## EXERCISE REQUIREMENTS
Can you pull out each line of the data below that includes the word "screenshot"?

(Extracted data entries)
#####

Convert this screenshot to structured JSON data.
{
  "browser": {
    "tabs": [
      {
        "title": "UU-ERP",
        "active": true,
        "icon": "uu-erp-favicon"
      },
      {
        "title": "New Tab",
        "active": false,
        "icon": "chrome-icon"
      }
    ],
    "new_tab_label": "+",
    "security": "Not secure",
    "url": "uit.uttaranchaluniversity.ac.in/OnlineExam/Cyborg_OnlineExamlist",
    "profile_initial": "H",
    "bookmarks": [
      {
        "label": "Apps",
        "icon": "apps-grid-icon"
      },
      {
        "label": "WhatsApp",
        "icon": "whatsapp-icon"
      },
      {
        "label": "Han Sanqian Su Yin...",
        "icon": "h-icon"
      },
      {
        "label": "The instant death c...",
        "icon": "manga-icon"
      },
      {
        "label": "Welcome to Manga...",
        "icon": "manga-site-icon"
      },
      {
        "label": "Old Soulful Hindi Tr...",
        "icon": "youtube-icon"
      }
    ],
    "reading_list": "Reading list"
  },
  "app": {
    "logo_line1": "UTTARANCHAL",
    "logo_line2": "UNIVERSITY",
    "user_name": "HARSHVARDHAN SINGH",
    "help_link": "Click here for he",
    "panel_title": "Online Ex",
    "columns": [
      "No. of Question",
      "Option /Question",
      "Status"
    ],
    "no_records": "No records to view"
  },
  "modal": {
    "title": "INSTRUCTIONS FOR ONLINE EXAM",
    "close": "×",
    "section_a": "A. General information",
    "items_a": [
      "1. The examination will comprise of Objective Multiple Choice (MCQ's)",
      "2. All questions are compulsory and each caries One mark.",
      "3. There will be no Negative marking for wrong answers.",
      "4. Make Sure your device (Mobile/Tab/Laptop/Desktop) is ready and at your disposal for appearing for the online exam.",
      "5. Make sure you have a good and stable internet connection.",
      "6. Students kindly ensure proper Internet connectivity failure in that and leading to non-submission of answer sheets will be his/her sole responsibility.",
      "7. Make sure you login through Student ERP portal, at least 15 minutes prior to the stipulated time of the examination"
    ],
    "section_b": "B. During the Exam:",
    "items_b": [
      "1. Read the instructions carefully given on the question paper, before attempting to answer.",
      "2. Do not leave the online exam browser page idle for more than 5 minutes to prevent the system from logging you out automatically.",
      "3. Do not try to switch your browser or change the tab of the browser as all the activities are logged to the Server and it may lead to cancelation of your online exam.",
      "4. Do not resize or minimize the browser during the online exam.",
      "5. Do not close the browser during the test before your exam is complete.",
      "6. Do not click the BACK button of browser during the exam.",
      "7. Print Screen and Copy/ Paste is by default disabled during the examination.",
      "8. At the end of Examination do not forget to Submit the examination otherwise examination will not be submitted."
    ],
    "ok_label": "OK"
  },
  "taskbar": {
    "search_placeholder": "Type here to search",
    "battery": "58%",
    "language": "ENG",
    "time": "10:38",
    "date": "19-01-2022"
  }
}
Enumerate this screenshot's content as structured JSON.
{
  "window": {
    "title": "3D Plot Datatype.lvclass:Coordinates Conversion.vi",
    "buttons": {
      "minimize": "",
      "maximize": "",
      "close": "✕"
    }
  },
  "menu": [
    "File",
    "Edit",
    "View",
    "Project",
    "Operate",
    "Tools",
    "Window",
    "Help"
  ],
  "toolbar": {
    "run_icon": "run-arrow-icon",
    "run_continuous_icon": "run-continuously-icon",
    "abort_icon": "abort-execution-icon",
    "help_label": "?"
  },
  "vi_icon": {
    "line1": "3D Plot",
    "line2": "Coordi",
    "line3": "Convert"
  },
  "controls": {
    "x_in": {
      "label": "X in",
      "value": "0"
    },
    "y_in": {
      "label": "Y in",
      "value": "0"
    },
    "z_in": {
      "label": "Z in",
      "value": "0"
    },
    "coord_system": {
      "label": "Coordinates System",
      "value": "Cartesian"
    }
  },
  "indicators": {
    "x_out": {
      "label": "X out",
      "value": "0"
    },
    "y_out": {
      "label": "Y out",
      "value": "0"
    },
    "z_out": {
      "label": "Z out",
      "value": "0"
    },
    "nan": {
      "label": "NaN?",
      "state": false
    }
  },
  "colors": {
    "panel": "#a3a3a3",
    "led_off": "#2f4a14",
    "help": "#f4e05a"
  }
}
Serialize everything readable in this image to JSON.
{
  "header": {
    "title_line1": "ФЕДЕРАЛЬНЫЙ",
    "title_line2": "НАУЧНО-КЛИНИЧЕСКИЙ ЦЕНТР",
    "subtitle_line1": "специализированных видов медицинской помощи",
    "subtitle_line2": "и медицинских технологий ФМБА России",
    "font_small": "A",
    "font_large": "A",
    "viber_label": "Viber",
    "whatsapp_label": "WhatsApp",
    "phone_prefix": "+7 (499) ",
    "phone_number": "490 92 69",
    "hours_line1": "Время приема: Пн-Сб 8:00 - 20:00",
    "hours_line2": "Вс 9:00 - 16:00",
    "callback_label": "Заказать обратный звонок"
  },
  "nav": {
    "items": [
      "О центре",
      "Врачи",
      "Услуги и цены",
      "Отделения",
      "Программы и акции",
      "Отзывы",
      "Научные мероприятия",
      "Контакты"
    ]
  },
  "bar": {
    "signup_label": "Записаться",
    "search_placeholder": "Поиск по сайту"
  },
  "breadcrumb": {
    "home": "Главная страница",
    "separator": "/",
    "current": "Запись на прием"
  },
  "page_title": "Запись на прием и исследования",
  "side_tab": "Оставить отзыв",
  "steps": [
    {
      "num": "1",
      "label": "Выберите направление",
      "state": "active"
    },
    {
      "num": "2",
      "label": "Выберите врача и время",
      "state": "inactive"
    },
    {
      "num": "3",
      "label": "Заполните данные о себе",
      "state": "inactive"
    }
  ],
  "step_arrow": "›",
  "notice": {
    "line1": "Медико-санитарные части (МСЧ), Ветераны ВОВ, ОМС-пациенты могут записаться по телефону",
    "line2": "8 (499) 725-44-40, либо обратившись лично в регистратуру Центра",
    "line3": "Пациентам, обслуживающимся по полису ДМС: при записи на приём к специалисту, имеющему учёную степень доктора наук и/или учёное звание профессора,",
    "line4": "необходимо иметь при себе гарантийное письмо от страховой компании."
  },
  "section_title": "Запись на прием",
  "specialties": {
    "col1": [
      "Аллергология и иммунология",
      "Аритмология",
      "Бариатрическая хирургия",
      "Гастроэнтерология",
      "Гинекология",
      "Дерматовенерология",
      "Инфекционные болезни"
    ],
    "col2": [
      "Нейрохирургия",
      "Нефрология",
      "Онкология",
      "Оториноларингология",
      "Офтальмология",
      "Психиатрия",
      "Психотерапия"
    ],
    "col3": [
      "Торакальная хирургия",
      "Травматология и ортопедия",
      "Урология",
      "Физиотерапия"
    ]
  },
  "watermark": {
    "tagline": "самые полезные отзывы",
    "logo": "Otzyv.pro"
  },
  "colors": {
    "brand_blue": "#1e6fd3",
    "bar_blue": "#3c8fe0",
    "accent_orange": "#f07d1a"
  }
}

#####

## ANSWER BELOW
Convert this screenshot to structured JSON data.
Enumerate this screenshot's content as structured JSON.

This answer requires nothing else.